## Instructions to follow
Extract the entries in their exact form.

========================

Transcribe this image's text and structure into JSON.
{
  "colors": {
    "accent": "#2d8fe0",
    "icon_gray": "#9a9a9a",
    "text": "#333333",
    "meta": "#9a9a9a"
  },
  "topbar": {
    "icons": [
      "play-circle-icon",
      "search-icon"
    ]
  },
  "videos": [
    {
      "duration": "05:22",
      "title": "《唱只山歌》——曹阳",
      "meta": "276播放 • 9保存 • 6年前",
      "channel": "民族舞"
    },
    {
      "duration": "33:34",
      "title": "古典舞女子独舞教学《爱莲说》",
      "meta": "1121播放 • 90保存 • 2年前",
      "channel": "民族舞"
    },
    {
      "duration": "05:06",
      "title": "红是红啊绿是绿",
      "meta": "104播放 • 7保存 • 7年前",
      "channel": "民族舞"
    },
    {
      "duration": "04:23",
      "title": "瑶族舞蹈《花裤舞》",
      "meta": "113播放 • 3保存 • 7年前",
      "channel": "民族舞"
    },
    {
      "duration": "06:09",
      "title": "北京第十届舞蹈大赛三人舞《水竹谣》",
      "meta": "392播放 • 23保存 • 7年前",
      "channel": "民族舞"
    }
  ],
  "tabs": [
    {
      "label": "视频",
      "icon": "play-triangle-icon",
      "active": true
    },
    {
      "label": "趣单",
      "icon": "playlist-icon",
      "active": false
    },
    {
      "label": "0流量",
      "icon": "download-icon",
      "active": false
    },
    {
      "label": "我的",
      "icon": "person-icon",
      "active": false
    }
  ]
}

========================

## Result
Transcribe this image's text and structure into JSON.
{
  "colors": {
    "accent": "#2d8fe0",
    "icon_gray": "#9a9a9a",
    "text": "#333333",
    "meta": "#9a9a9a"
  },
  "topbar": {
    "icons": [
      "play-circle-icon",
      "search-icon"
    ]
  },
  "videos": [
    {
      "duration": "05:22",
      "title": "《唱只山歌》——曹阳",
      "meta": "276播放 • 9保存 • 6年前",
      "channel": "民族舞"
    },
    {
      "duration": "33:34",
      "title": "古典舞女子独舞教学《爱莲说》",
      "meta": "1121播放 • 90保存 • 2年前",
      "channel": "民族舞"
    },
    {
      "duration": "05:06",
      "title": "红是红啊绿是绿",
      "meta": "104播放 • 7保存 • 7年前",
      "channel": "民族舞"
    },
    {
      "duration": "04:23",
      "title": "瑶族舞蹈《花裤舞》",
      "meta": "113播放 • 3保存 • 7年前",
      "channel": "民族舞"
    },
    {
      "duration": "06:09",
      "title": "北京第十届舞蹈大赛三人舞《水竹谣》",
      "meta": "392播放 • 23保存 • 7年前",
      "channel": "民族舞"
    }
  ],
  "tabs": [
    {
      "label": "视频",
      "icon": "play-triangle-icon",
      "active": true
    },
    {
      "label": "趣单",
      "icon": "playlist-icon",
      "active": false
    },
    {
      "label": "0流量",
      "icon": "download-icon",
      "active": false
    },
    {
      "label": "我的",
      "icon": "person-icon",
      "active": false
    }
  ]
}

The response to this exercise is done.